### Directions for this task
Omit any picture, and return the remaining data exactly as written.

### Raw records
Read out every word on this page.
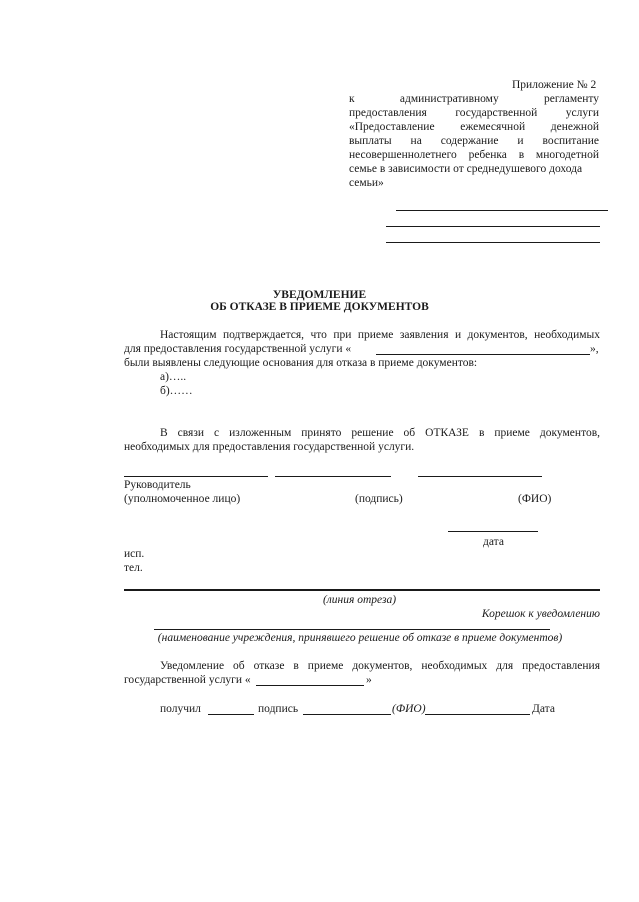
Приложение № 2
к административному регламенту
предоставления государственной услуги
«Предоставление ежемесячной денежной
выплаты на содержание и воспитание
несовершеннолетнего ребенка в многодетной
семье в зависимости от среднедушевого дохода
семьи»
УВЕДОМЛЕНИЕ
ОБ ОТКАЗЕ В ПРИЕМЕ ДОКУМЕНТОВ
Настоящим подтверждается, что при приеме заявления и документов, необходимых
для предоставления государственной услуги «	»,
были выявлены следующие основания для отказа в приеме документов:
а)…..
б)……
В связи с изложенным принято решение об ОТКАЗЕ в приеме документов,
необходимых для предоставления государственной услуги.
Руководитель
(уполномоченное лицо)	(подпись)	(ФИО)
дата
исп.
тел.
(линия отреза)
Корешок к уведомлению
(наименование учреждения, принявшего решение об отказе в приеме документов)
Уведомление об отказе в приеме документов, необходимых для предоставления
государственной услуги «	»
получил	подпись	(ФИО)	Дата
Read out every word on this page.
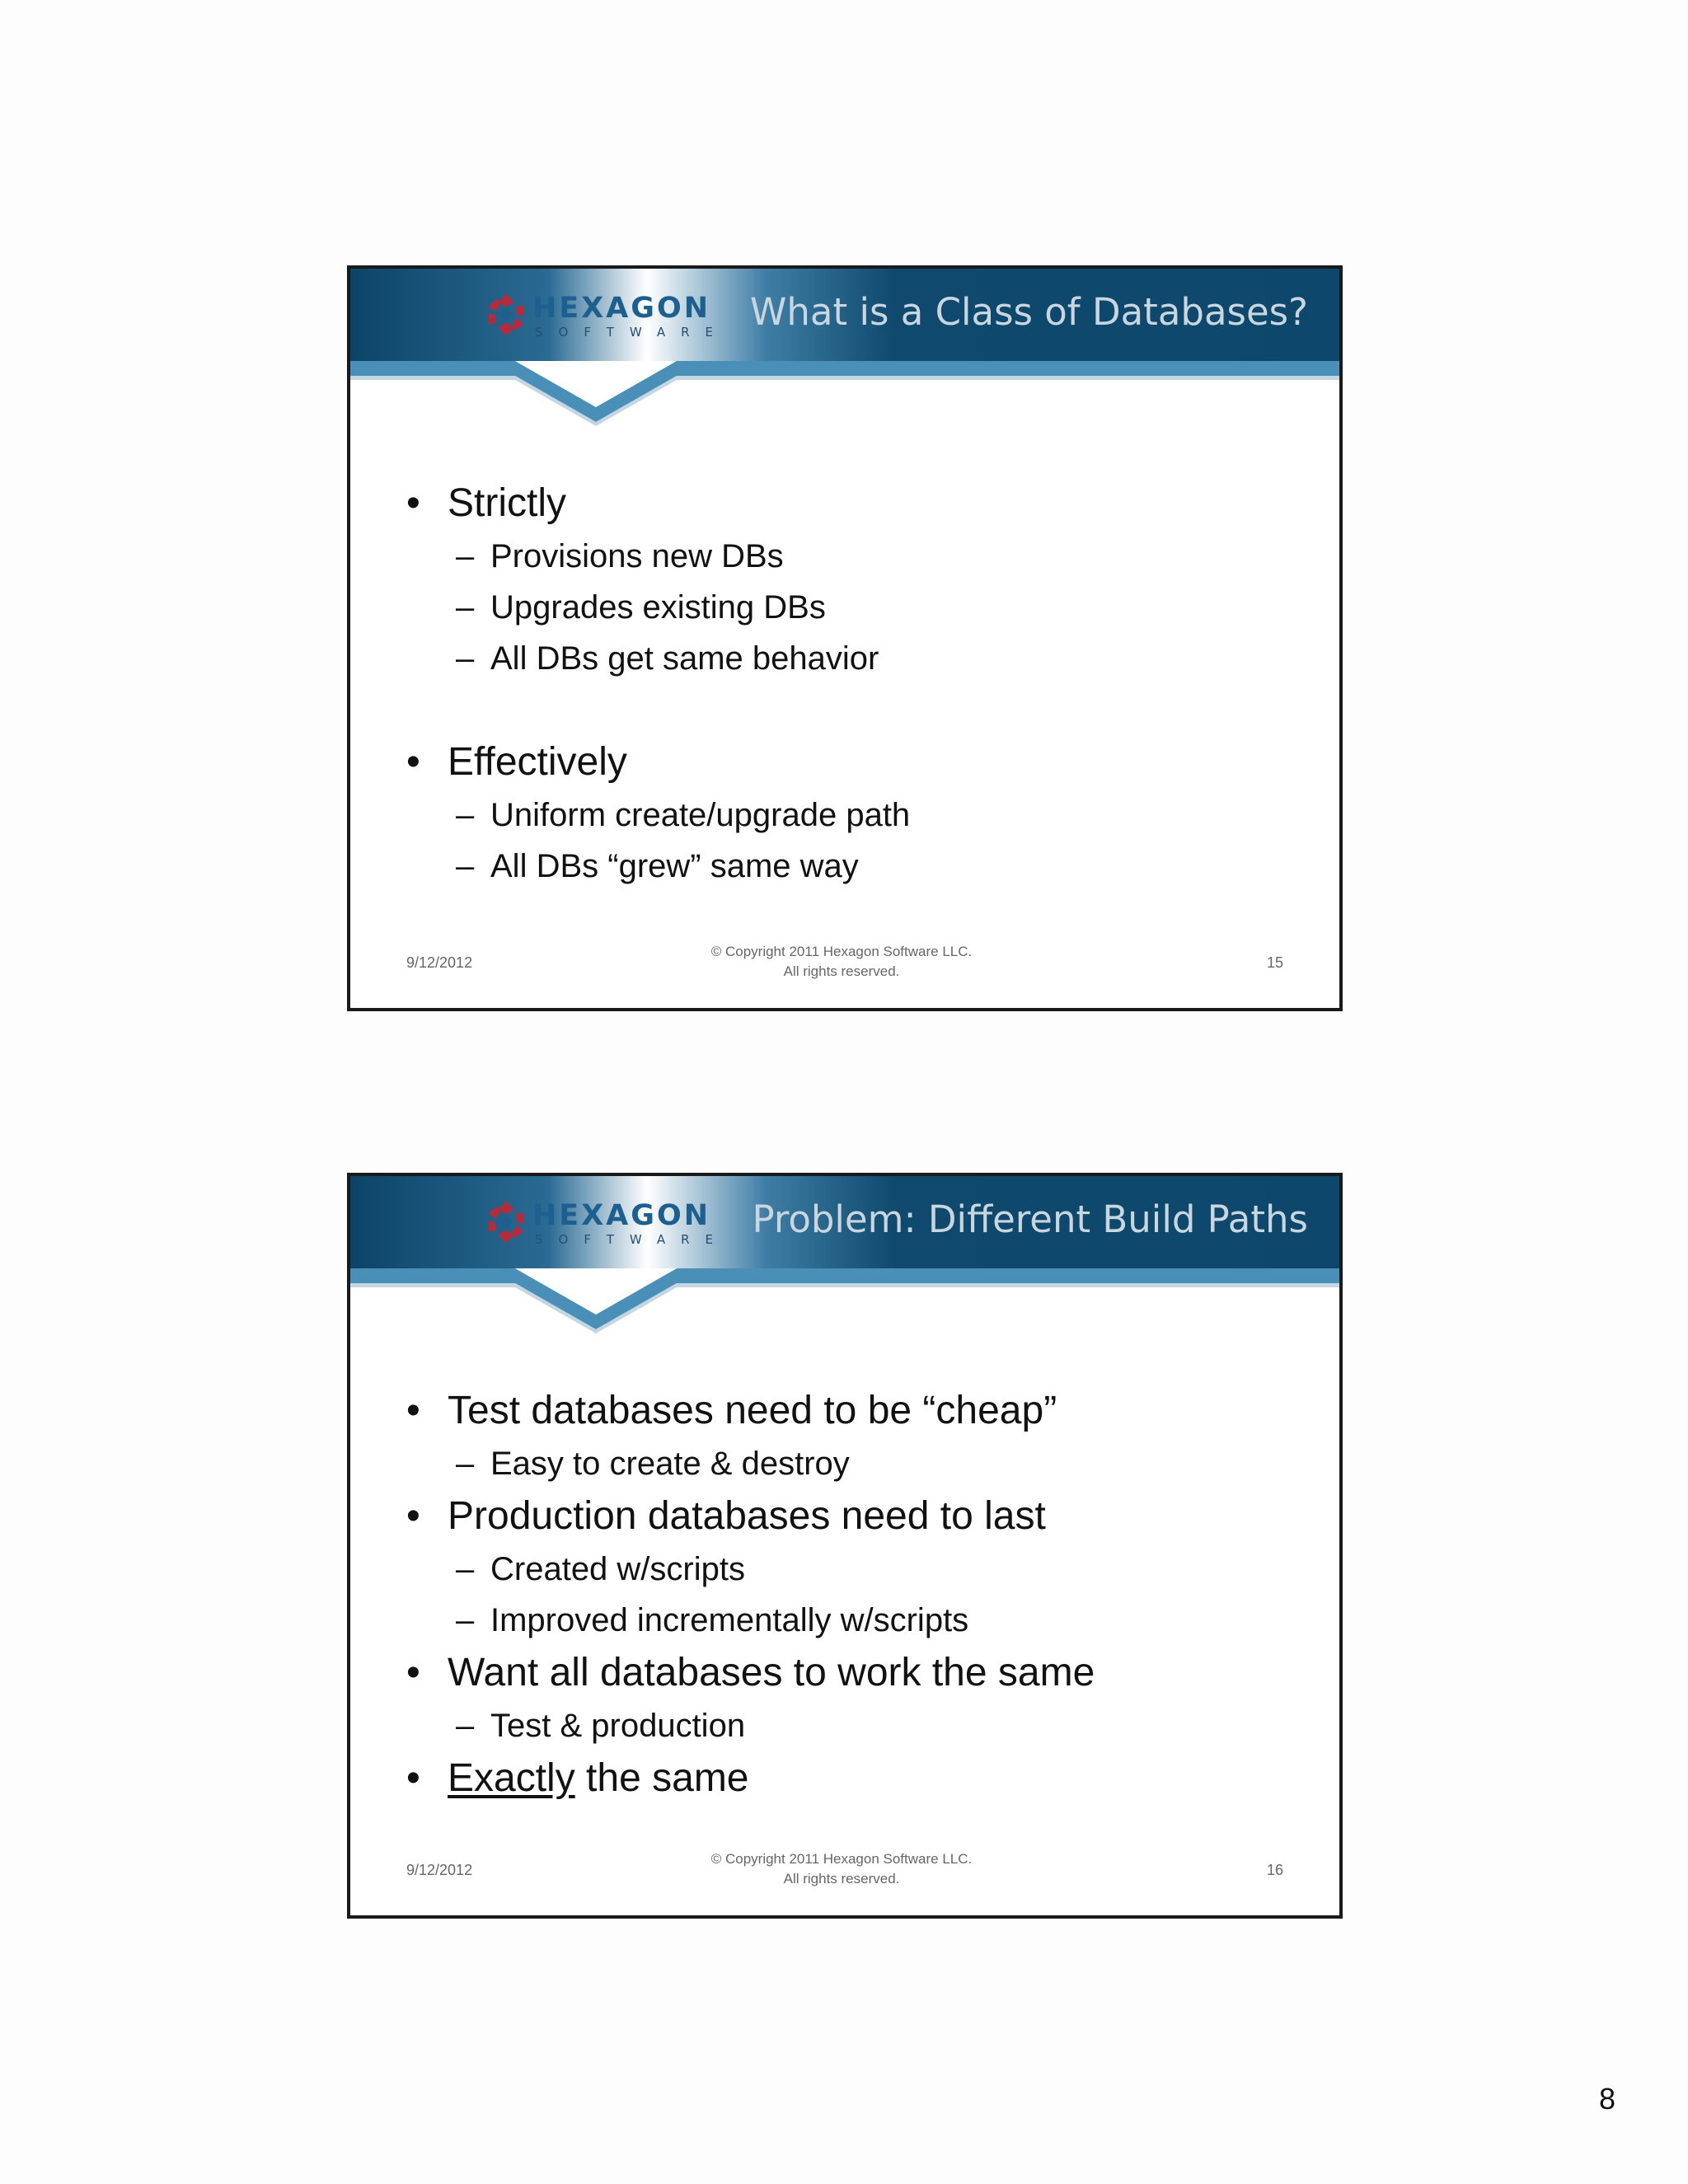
HEXAGON
SOFTWARE What is a Class of Databases?
• Strictly
– Provisions new DBs
– Upgrades existing DBs
– All DBs get same behavior
• Effectively
– Uniform create/upgrade path
– All DBs “grew” same way
9/12/2012
© Copyright 2011 Hexagon Software LLC.
All rights reserved.
15
HEXAGON
SOFTWARE Problem: Different Build Paths
• Test databases need to be “cheap”
– Easy to create & destroy
• Production databases need to last
– Created w/scripts
– Improved incrementally w/scripts
• Want all databases to work the same
– Test & production
• Exactly the same
9/12/2012
© Copyright 2011 Hexagon Software LLC.
All rights reserved.
16
8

### Task answer
Read out every word on this page.
Приложение № 2
к административному регламенту
предоставления государственной услуги
«Предоставление ежемесячной денежной
выплаты на содержание и воспитание
несовершеннолетнего ребенка в многодетной
семье в зависимости от среднедушевого дохода
семьи»
УВЕДОМЛЕНИЕ
ОБ ОТКАЗЕ В ПРИЕМЕ ДОКУМЕНТОВ
Настоящим подтверждается, что при приеме заявления и документов, необходимых
для предоставления государственной услуги «	»,
были выявлены следующие основания для отказа в приеме документов:
а)…..
б)……
В связи с изложенным принято решение об ОТКАЗЕ в приеме документов,
необходимых для предоставления государственной услуги.
Руководитель
(уполномоченное лицо)	(подпись)	(ФИО)
дата
исп.
тел.
(линия отреза)
Корешок к уведомлению
(наименование учреждения, принявшего решение об отказе в приеме документов)
Уведомление об отказе в приеме документов, необходимых для предоставления
государственной услуги «	»
получил	подпись	(ФИО)	Дата
Read out every word on this page.
HEXAGON
SOFTWARE What is a Class of Databases?
• Strictly
– Provisions new DBs
– Upgrades existing DBs
– All DBs get same behavior
• Effectively
– Uniform create/upgrade path
– All DBs “grew” same way
9/12/2012
© Copyright 2011 Hexagon Software LLC.
All rights reserved.
15
HEXAGON
SOFTWARE Problem: Different Build Paths
• Test databases need to be “cheap”
– Easy to create & destroy
• Production databases need to last
– Created w/scripts
– Improved incrementally w/scripts
• Want all databases to work the same
– Test & production
• Exactly the same
9/12/2012
© Copyright 2011 Hexagon Software LLC.
All rights reserved.
16
8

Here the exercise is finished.